* BEGIN *
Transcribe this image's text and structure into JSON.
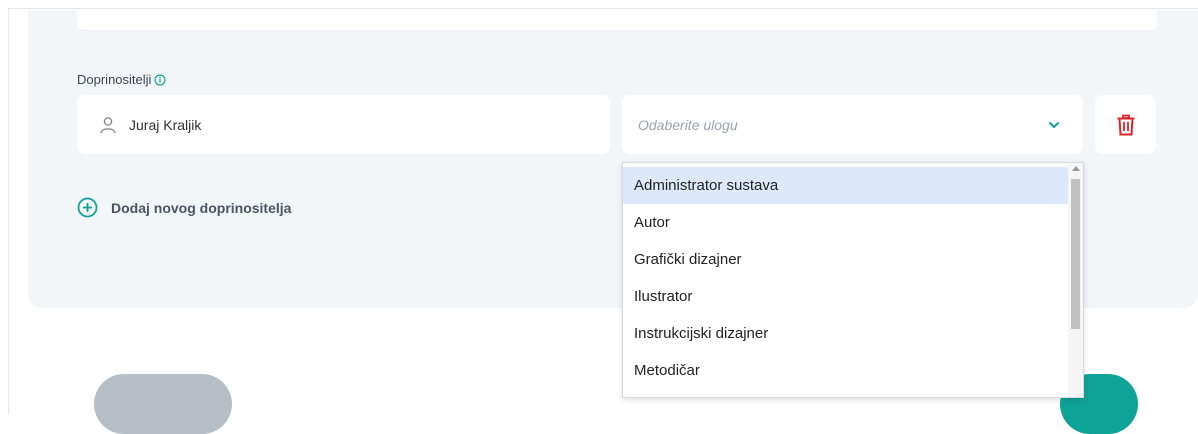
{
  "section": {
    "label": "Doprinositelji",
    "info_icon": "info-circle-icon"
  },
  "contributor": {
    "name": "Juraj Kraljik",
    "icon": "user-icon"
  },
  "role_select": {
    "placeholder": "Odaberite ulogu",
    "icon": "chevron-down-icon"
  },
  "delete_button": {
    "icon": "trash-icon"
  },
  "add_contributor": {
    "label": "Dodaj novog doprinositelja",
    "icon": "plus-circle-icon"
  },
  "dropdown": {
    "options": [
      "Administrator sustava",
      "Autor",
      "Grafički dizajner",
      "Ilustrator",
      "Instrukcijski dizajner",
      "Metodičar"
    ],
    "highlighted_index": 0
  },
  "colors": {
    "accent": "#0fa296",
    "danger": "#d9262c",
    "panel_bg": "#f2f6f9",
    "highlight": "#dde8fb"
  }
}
* END *
* BEGIN *
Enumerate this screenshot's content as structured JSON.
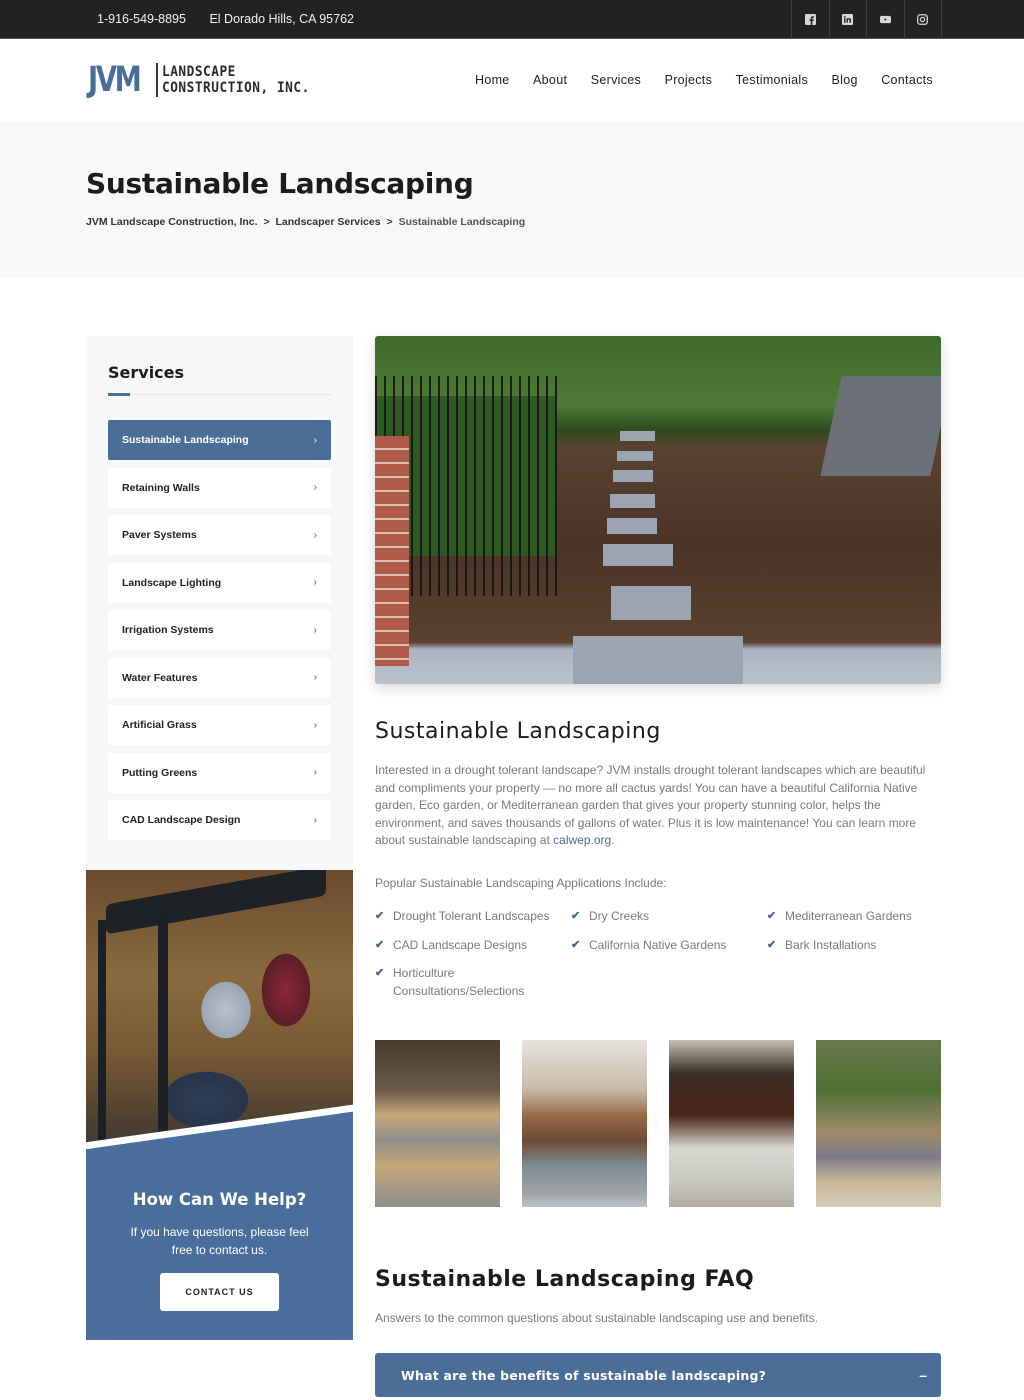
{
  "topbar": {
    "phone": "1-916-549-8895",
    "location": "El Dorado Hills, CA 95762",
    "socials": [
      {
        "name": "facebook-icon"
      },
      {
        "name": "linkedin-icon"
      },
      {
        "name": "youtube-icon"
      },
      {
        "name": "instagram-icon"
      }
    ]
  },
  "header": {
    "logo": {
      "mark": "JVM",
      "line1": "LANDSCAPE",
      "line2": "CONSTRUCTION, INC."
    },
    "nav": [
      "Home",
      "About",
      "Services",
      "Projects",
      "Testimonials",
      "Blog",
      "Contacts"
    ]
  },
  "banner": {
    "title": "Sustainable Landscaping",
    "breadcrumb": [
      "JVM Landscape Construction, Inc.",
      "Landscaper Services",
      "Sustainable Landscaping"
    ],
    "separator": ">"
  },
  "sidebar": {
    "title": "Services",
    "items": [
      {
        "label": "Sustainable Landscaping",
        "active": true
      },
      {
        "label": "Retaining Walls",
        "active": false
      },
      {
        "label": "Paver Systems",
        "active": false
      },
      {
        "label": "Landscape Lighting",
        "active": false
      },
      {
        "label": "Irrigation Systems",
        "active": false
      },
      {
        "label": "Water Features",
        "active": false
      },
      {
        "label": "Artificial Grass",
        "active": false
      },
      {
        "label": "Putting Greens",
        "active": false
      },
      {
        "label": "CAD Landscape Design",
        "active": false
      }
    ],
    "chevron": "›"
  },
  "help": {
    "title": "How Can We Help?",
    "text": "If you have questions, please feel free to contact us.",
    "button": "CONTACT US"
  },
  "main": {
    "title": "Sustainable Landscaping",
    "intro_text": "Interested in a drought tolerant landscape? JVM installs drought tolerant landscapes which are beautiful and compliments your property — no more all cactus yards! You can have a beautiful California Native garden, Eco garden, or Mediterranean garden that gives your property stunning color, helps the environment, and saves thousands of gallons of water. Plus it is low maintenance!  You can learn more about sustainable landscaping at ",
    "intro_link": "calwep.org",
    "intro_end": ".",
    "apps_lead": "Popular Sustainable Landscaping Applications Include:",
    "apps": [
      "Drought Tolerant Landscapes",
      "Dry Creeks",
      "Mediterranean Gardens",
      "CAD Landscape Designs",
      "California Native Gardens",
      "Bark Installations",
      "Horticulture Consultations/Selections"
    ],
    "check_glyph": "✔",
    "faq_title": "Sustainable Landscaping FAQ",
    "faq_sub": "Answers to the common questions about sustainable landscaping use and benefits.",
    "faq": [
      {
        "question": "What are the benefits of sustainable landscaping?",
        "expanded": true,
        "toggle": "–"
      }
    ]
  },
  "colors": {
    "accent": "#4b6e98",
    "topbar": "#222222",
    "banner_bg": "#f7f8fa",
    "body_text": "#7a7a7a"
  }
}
* END *
### WHAT TO WORK ON
Report how many lines in the data contain the word "circle", with no words besides the number.

### ANSWER BELOW
2